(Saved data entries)
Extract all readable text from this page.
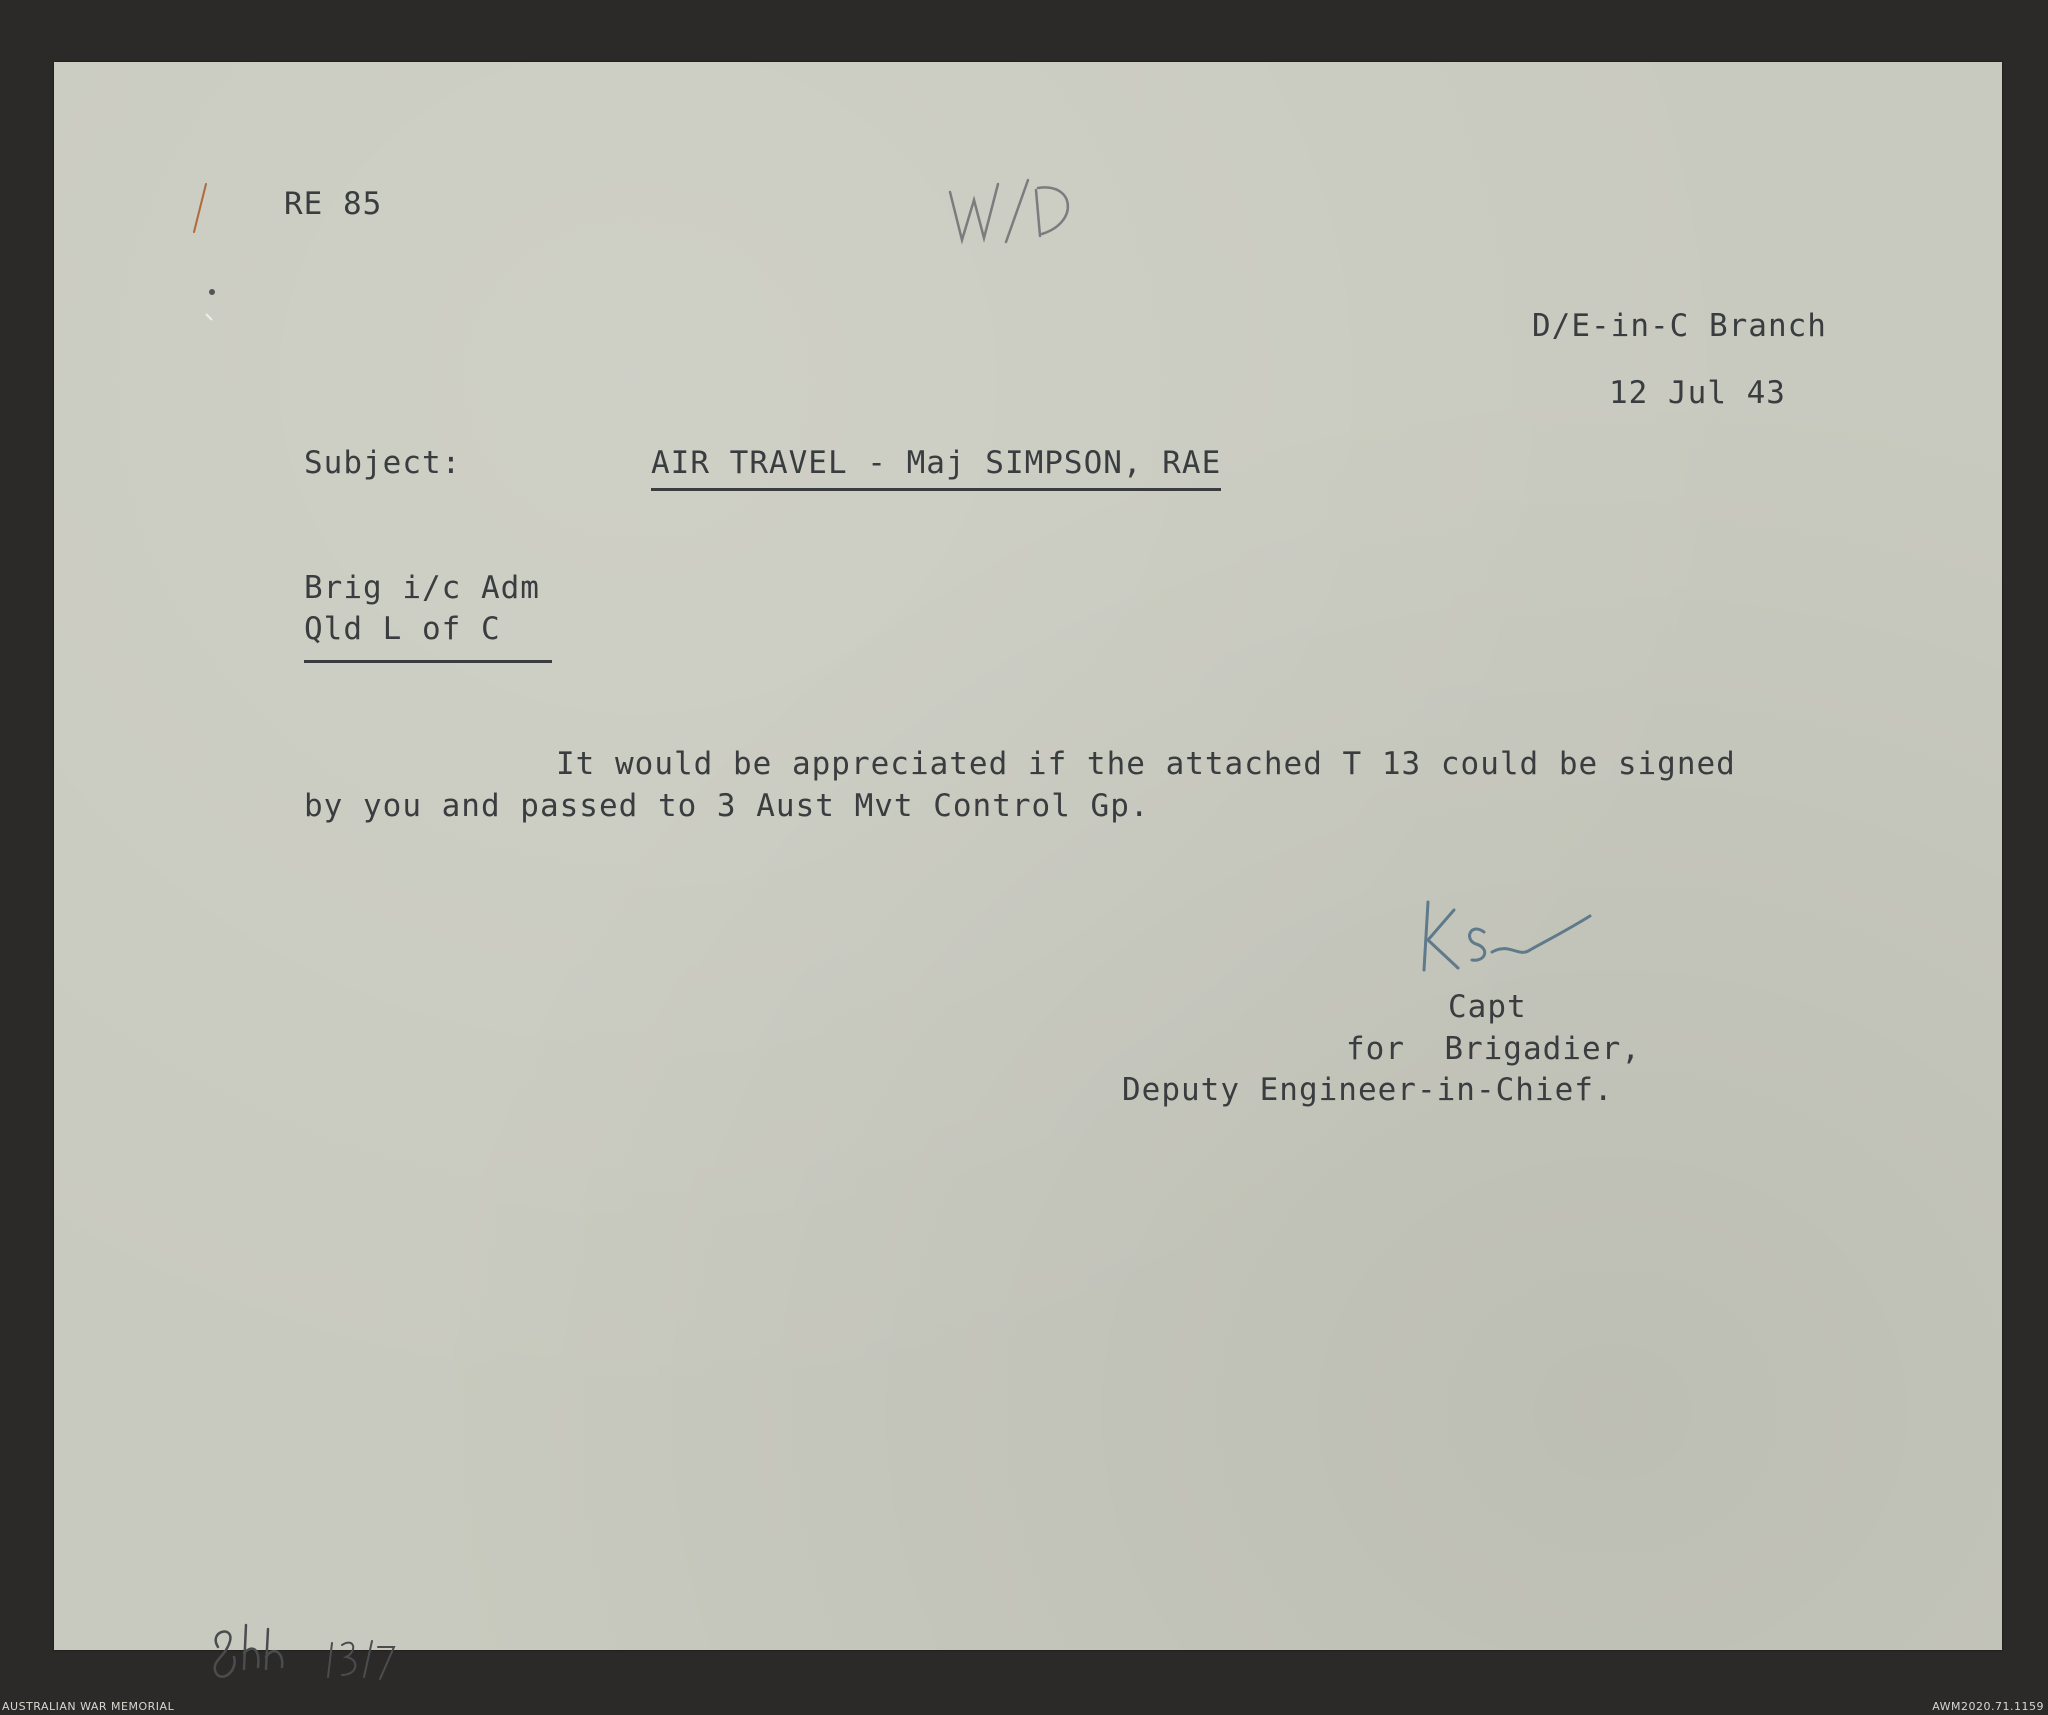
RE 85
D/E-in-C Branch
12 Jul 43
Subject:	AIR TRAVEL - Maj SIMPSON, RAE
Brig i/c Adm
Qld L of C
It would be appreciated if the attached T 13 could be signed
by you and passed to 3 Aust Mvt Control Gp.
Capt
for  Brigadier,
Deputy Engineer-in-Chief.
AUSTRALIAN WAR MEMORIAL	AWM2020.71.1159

• [WHAT TO WORK ON] Except for the pictures, copy the material above exactly.

• [TASK OUTPUT]
Extract all readable text from this page.
RE 85
D/E-in-C Branch
12 Jul 43
Subject:	AIR TRAVEL - Maj SIMPSON, RAE
Brig i/c Adm
Qld L of C
It would be appreciated if the attached T 13 could be signed
by you and passed to 3 Aust Mvt Control Gp.
Capt
for  Brigadier,
Deputy Engineer-in-Chief.
AUSTRALIAN WAR MEMORIAL	AWM2020.71.1159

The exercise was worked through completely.